(TASK TO COMPLETE) What number of lines hold the word "ffffff"? State that number and nothing besides.

(DATA EXTRACT)
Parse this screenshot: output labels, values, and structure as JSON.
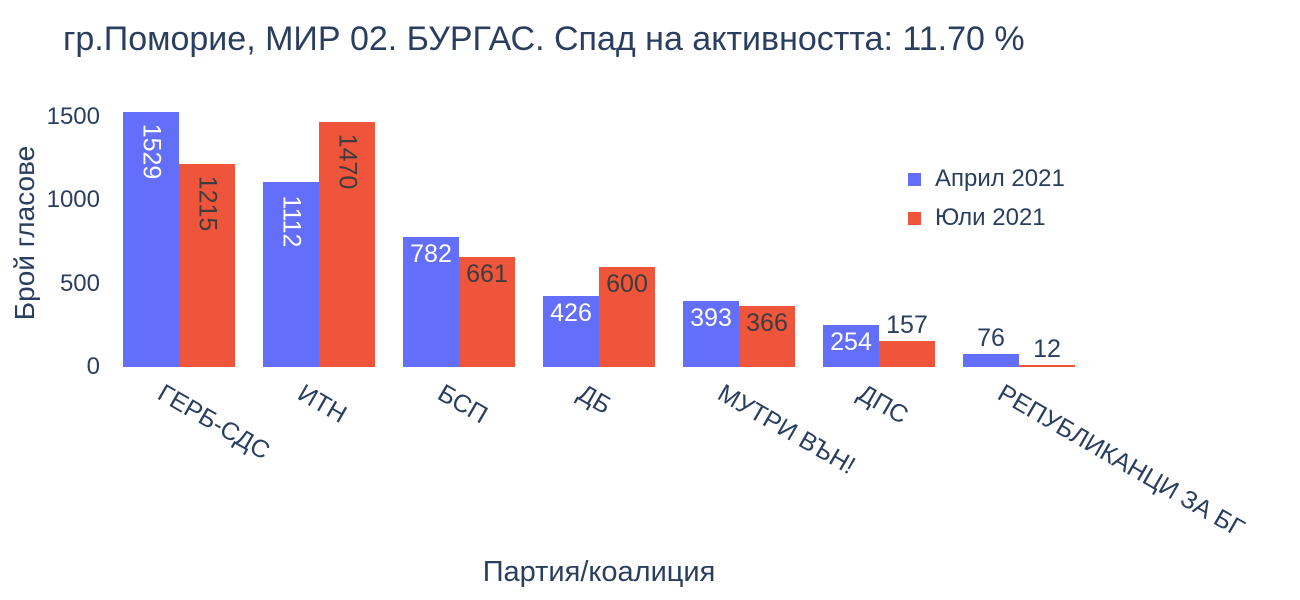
{
  "chart_data": {
    "type": "bar",
    "title": "гр.Поморие, МИР 02. БУРГАС. Спад на активността: 11.70 %",
    "xlabel": "Партия/коалиция",
    "ylabel": "Брой гласове",
    "categories": [
      "ГЕРБ-СДС",
      "ИТН",
      "БСП",
      "ДБ",
      "МУТРИ ВЪН!",
      "ДПС",
      "РЕПУБЛИКАНЦИ ЗА БГ"
    ],
    "series": [
      {
        "name": "Април 2021",
        "color": "#636EFA",
        "inside_label_color": "#ffffff",
        "values": [
          1529,
          1112,
          782,
          426,
          393,
          254,
          76
        ]
      },
      {
        "name": "Юли 2021",
        "color": "#EF553B",
        "inside_label_color": "#3d3d3d",
        "values": [
          1215,
          1470,
          661,
          600,
          366,
          157,
          12
        ]
      }
    ],
    "yticks": [
      0,
      500,
      1000,
      1500
    ],
    "ylim": [
      0,
      1600
    ],
    "grid": false,
    "bar_value_labels": true,
    "x_tick_angle_deg": 30,
    "legend_position": "inside-top-right",
    "text_color": "#2a3f5f",
    "background_color": "#ffffff"
  }
}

(RESPONSE FOR THIS EXERCISE) 2